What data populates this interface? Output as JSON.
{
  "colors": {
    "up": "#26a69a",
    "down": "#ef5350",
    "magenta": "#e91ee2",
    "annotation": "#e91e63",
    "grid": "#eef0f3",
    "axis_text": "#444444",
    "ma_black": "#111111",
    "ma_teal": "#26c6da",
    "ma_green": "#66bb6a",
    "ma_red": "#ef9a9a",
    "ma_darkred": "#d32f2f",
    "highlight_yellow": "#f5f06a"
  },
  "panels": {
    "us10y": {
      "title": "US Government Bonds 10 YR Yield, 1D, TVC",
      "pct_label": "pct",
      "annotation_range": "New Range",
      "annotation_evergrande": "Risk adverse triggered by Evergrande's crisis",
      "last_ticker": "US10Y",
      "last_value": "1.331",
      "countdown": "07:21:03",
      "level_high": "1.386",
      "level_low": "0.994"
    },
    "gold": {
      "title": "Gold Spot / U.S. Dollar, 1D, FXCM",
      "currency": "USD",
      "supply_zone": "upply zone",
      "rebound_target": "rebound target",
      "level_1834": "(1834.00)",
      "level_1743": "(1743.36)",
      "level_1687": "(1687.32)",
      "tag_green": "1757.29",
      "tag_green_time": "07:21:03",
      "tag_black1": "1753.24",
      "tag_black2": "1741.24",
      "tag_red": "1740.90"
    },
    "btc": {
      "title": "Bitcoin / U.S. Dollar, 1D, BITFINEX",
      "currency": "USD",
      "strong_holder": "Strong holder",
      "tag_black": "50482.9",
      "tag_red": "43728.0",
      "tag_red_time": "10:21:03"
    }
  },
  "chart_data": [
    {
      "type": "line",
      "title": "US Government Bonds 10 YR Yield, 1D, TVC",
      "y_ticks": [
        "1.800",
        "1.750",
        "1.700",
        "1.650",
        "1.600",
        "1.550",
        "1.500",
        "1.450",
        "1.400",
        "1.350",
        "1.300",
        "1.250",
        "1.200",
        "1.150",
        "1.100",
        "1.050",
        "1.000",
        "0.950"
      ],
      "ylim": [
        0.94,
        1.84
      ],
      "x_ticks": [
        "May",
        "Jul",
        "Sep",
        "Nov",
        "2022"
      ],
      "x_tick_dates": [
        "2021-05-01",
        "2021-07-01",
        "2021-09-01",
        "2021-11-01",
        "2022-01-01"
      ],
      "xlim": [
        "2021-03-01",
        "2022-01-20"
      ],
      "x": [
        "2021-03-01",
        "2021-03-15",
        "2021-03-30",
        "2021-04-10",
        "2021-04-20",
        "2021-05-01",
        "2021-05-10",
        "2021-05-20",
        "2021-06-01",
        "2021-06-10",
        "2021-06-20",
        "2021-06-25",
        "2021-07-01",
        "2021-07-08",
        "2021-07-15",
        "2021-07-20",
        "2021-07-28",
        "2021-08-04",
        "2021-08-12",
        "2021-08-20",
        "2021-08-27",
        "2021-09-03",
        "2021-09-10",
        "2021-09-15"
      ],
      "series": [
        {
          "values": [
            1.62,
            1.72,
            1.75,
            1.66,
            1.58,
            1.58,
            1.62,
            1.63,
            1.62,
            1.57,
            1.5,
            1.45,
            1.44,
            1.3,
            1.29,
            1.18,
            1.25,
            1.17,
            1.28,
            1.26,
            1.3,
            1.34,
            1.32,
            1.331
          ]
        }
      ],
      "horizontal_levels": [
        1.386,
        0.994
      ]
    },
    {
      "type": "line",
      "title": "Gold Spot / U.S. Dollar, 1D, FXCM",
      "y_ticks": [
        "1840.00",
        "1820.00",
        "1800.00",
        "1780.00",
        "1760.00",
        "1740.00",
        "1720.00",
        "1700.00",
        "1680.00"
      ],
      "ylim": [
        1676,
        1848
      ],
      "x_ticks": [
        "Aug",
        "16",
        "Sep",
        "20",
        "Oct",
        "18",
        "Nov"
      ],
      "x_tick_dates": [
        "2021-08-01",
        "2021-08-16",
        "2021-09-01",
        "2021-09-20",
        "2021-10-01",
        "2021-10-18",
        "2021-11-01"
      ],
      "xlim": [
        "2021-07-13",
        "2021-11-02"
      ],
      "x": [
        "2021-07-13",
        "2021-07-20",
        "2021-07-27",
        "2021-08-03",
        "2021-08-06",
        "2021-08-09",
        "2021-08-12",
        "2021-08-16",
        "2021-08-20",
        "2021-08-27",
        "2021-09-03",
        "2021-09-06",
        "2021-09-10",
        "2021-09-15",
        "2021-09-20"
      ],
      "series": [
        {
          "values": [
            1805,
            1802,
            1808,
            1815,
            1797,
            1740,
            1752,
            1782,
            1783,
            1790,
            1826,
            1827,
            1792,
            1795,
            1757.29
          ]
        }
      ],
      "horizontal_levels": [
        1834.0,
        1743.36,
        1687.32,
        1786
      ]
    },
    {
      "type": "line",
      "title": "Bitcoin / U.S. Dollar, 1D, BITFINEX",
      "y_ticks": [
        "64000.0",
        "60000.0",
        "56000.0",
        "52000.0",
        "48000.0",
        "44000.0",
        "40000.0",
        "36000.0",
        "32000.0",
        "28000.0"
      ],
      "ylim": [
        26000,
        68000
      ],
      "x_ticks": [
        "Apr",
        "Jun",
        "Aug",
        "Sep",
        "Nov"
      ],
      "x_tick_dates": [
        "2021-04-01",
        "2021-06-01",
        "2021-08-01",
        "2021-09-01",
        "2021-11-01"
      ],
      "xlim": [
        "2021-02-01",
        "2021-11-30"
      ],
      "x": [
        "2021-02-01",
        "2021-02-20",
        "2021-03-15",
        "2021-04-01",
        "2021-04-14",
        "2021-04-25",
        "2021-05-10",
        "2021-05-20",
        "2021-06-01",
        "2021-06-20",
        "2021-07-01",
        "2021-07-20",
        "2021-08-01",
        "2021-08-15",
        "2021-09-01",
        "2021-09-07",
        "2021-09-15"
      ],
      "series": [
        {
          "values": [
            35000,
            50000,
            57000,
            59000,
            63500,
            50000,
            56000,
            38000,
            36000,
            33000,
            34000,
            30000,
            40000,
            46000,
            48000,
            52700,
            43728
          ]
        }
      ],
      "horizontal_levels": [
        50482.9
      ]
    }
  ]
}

=======

- _GOAL_:
Copy all the records above precisely.

- _ANSWER TO THIS PROBLEM_:
What data populates this interface? Output as JSON.
{
  "colors": {
    "up": "#26a69a",
    "down": "#ef5350",
    "magenta": "#e91ee2",
    "annotation": "#e91e63",
    "grid": "#eef0f3",
    "axis_text": "#444444",
    "ma_black": "#111111",
    "ma_teal": "#26c6da",
    "ma_green": "#66bb6a",
    "ma_red": "#ef9a9a",
    "ma_darkred": "#d32f2f",
    "highlight_yellow": "#f5f06a"
  },
  "panels": {
    "us10y": {
      "title": "US Government Bonds 10 YR Yield, 1D, TVC",
      "pct_label": "pct",
      "annotation_range": "New Range",
      "annotation_evergrande": "Risk adverse triggered by Evergrande's crisis",
      "last_ticker": "US10Y",
      "last_value": "1.331",
      "countdown": "07:21:03",
      "level_high": "1.386",
      "level_low": "0.994"
    },
    "gold": {
      "title": "Gold Spot / U.S. Dollar, 1D, FXCM",
      "currency": "USD",
      "supply_zone": "upply zone",
      "rebound_target": "rebound target",
      "level_1834": "(1834.00)",
      "level_1743": "(1743.36)",
      "level_1687": "(1687.32)",
      "tag_green": "1757.29",
      "tag_green_time": "07:21:03",
      "tag_black1": "1753.24",
      "tag_black2": "1741.24",
      "tag_red": "1740.90"
    },
    "btc": {
      "title": "Bitcoin / U.S. Dollar, 1D, BITFINEX",
      "currency": "USD",
      "strong_holder": "Strong holder",
      "tag_black": "50482.9",
      "tag_red": "43728.0",
      "tag_red_time": "10:21:03"
    }
  },
  "chart_data": [
    {
      "type": "line",
      "title": "US Government Bonds 10 YR Yield, 1D, TVC",
      "y_ticks": [
        "1.800",
        "1.750",
        "1.700",
        "1.650",
        "1.600",
        "1.550",
        "1.500",
        "1.450",
        "1.400",
        "1.350",
        "1.300",
        "1.250",
        "1.200",
        "1.150",
        "1.100",
        "1.050",
        "1.000",
        "0.950"
      ],
      "ylim": [
        0.94,
        1.84
      ],
      "x_ticks": [
        "May",
        "Jul",
        "Sep",
        "Nov",
        "2022"
      ],
      "x_tick_dates": [
        "2021-05-01",
        "2021-07-01",
        "2021-09-01",
        "2021-11-01",
        "2022-01-01"
      ],
      "xlim": [
        "2021-03-01",
        "2022-01-20"
      ],
      "x": [
        "2021-03-01",
        "2021-03-15",
        "2021-03-30",
        "2021-04-10",
        "2021-04-20",
        "2021-05-01",
        "2021-05-10",
        "2021-05-20",
        "2021-06-01",
        "2021-06-10",
        "2021-06-20",
        "2021-06-25",
        "2021-07-01",
        "2021-07-08",
        "2021-07-15",
        "2021-07-20",
        "2021-07-28",
        "2021-08-04",
        "2021-08-12",
        "2021-08-20",
        "2021-08-27",
        "2021-09-03",
        "2021-09-10",
        "2021-09-15"
      ],
      "series": [
        {
          "values": [
            1.62,
            1.72,
            1.75,
            1.66,
            1.58,
            1.58,
            1.62,
            1.63,
            1.62,
            1.57,
            1.5,
            1.45,
            1.44,
            1.3,
            1.29,
            1.18,
            1.25,
            1.17,
            1.28,
            1.26,
            1.3,
            1.34,
            1.32,
            1.331
          ]
        }
      ],
      "horizontal_levels": [
        1.386,
        0.994
      ]
    },
    {
      "type": "line",
      "title": "Gold Spot / U.S. Dollar, 1D, FXCM",
      "y_ticks": [
        "1840.00",
        "1820.00",
        "1800.00",
        "1780.00",
        "1760.00",
        "1740.00",
        "1720.00",
        "1700.00",
        "1680.00"
      ],
      "ylim": [
        1676,
        1848
      ],
      "x_ticks": [
        "Aug",
        "16",
        "Sep",
        "20",
        "Oct",
        "18",
        "Nov"
      ],
      "x_tick_dates": [
        "2021-08-01",
        "2021-08-16",
        "2021-09-01",
        "2021-09-20",
        "2021-10-01",
        "2021-10-18",
        "2021-11-01"
      ],
      "xlim": [
        "2021-07-13",
        "2021-11-02"
      ],
      "x": [
        "2021-07-13",
        "2021-07-20",
        "2021-07-27",
        "2021-08-03",
        "2021-08-06",
        "2021-08-09",
        "2021-08-12",
        "2021-08-16",
        "2021-08-20",
        "2021-08-27",
        "2021-09-03",
        "2021-09-06",
        "2021-09-10",
        "2021-09-15",
        "2021-09-20"
      ],
      "series": [
        {
          "values": [
            1805,
            1802,
            1808,
            1815,
            1797,
            1740,
            1752,
            1782,
            1783,
            1790,
            1826,
            1827,
            1792,
            1795,
            1757.29
          ]
        }
      ],
      "horizontal_levels": [
        1834.0,
        1743.36,
        1687.32,
        1786
      ]
    },
    {
      "type": "line",
      "title": "Bitcoin / U.S. Dollar, 1D, BITFINEX",
      "y_ticks": [
        "64000.0",
        "60000.0",
        "56000.0",
        "52000.0",
        "48000.0",
        "44000.0",
        "40000.0",
        "36000.0",
        "32000.0",
        "28000.0"
      ],
      "ylim": [
        26000,
        68000
      ],
      "x_ticks": [
        "Apr",
        "Jun",
        "Aug",
        "Sep",
        "Nov"
      ],
      "x_tick_dates": [
        "2021-04-01",
        "2021-06-01",
        "2021-08-01",
        "2021-09-01",
        "2021-11-01"
      ],
      "xlim": [
        "2021-02-01",
        "2021-11-30"
      ],
      "x": [
        "2021-02-01",
        "2021-02-20",
        "2021-03-15",
        "2021-04-01",
        "2021-04-14",
        "2021-04-25",
        "2021-05-10",
        "2021-05-20",
        "2021-06-01",
        "2021-06-20",
        "2021-07-01",
        "2021-07-20",
        "2021-08-01",
        "2021-08-15",
        "2021-09-01",
        "2021-09-07",
        "2021-09-15"
      ],
      "series": [
        {
          "values": [
            35000,
            50000,
            57000,
            59000,
            63500,
            50000,
            56000,
            38000,
            36000,
            33000,
            34000,
            30000,
            40000,
            46000,
            48000,
            52700,
            43728
          ]
        }
      ],
      "horizontal_levels": [
        50482.9
      ]
    }
  ]
}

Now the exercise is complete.